▶ Problem details
Which lines in the records below contain the word "Waitzen"? Report each of them.

[Page content transcription data]
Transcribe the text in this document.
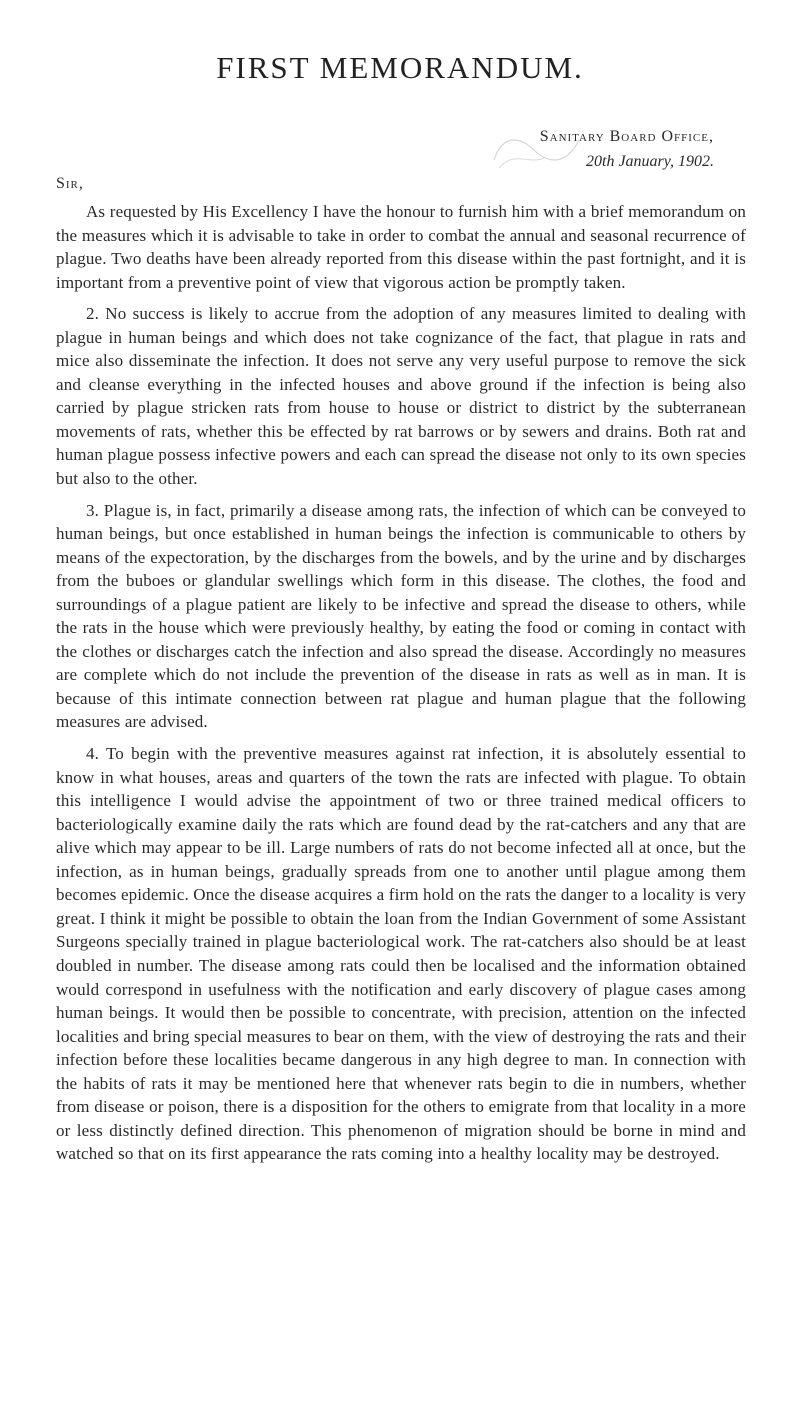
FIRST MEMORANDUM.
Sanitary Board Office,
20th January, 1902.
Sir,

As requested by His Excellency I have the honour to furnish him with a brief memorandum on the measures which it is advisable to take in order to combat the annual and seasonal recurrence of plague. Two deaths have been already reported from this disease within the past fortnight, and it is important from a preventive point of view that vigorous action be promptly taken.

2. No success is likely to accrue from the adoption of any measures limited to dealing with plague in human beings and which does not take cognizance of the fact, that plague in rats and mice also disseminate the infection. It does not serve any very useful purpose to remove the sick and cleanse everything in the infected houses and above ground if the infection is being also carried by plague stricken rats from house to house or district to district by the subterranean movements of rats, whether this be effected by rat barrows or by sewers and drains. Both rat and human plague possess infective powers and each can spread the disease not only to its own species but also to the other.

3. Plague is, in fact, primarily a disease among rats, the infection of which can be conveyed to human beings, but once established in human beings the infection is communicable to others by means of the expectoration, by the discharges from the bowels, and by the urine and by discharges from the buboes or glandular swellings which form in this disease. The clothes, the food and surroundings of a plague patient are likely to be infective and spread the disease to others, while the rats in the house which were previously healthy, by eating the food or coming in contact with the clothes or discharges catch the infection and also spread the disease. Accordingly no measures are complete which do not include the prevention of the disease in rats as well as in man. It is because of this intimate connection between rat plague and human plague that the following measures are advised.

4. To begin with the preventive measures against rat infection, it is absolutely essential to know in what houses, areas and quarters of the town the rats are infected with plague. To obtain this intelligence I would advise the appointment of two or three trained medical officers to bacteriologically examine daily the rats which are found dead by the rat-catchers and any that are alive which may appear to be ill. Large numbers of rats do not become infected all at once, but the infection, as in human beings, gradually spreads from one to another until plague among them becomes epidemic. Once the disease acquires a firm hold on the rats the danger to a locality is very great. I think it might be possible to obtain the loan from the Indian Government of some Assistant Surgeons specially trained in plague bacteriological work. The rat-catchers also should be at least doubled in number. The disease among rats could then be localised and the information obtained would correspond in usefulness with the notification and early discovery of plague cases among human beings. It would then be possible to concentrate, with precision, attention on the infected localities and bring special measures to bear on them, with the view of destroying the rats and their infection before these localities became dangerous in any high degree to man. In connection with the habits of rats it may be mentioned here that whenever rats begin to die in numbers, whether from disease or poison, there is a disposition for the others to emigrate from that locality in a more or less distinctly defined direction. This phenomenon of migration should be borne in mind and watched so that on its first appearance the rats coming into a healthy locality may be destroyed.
* * *
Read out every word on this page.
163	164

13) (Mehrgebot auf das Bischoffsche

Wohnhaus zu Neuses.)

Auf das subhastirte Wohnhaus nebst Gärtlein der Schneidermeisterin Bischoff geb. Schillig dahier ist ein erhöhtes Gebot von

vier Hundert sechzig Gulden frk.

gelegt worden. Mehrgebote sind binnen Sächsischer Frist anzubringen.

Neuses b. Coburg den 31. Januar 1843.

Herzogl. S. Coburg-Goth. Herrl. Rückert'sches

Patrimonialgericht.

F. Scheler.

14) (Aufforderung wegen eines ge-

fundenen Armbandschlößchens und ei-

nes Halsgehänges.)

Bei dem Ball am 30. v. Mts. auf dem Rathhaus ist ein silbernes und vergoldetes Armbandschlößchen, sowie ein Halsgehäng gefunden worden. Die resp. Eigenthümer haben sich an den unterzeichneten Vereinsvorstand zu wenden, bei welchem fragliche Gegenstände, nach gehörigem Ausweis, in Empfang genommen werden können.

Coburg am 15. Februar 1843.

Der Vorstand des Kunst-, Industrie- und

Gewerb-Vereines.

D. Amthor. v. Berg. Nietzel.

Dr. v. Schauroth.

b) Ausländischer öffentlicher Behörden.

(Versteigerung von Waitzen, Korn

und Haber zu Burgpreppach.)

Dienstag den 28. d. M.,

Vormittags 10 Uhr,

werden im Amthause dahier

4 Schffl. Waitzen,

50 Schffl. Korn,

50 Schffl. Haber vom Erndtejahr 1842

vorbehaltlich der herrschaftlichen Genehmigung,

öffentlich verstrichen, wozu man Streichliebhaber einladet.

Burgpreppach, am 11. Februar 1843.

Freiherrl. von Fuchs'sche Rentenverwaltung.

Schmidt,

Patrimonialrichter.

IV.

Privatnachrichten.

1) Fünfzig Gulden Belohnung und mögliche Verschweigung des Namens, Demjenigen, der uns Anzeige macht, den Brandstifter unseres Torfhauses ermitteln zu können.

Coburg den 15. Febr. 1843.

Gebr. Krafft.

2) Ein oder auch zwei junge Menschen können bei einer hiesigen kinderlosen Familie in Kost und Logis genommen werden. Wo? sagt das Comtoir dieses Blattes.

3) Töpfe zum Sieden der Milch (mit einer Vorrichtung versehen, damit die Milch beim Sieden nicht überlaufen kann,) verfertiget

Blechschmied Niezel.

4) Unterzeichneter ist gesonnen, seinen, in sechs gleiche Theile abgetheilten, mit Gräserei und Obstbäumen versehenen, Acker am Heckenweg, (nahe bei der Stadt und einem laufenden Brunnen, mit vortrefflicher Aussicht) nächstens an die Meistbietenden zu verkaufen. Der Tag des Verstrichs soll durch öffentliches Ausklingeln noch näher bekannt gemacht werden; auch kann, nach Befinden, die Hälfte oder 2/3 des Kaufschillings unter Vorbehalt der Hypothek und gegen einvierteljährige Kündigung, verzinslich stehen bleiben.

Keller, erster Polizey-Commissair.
--
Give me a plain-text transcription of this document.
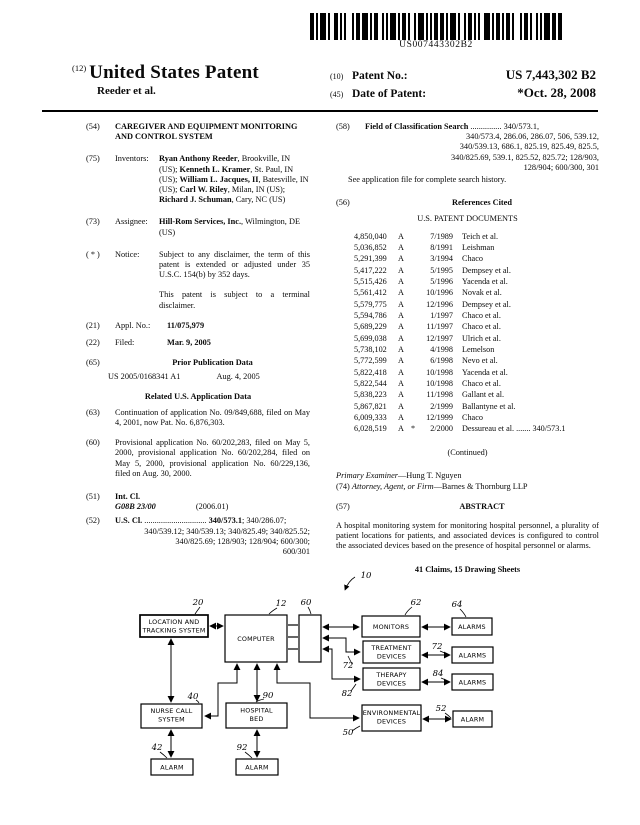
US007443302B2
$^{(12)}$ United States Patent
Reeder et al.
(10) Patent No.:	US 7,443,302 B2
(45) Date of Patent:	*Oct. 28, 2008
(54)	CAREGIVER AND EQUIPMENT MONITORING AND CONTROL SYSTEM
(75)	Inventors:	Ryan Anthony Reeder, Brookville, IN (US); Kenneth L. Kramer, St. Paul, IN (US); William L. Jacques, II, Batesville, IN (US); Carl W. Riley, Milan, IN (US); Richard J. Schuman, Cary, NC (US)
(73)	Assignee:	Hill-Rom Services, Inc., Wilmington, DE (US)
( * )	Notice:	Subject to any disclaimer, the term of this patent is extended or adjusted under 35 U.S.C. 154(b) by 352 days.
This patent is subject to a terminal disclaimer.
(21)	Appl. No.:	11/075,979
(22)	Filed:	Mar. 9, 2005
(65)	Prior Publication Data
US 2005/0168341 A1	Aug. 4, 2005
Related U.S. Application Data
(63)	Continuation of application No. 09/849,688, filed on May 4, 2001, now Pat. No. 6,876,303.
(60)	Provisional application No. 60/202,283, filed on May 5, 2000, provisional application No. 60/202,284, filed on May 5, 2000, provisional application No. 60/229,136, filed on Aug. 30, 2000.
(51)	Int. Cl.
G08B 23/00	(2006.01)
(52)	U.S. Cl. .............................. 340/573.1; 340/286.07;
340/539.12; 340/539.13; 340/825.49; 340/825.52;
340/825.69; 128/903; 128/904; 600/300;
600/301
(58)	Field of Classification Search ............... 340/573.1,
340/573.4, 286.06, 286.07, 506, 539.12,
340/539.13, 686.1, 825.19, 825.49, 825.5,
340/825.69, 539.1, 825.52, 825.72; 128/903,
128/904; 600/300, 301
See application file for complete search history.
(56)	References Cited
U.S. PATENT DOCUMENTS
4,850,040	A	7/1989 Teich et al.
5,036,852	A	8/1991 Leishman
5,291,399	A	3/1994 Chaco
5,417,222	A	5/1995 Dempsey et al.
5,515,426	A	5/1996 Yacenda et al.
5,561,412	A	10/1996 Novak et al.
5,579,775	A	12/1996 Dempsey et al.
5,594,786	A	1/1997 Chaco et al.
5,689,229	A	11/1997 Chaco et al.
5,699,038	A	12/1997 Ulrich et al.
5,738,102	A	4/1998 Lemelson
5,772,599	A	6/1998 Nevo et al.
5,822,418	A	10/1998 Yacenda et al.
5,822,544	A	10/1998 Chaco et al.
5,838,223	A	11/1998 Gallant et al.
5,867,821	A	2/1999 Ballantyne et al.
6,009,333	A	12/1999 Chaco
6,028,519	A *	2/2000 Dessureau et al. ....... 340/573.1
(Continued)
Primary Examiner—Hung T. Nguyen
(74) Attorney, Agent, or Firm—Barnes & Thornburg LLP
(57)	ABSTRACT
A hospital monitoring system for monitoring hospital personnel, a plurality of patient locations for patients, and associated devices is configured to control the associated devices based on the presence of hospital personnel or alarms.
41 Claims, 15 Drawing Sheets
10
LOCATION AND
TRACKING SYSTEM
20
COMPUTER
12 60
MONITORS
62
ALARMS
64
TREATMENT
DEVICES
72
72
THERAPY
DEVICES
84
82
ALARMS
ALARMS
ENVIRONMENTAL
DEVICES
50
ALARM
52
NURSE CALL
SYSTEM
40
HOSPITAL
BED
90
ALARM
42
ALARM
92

▶ Answer to this task
(Versteigerung von Waitzen, Korn
4 Schffl. Waitzen,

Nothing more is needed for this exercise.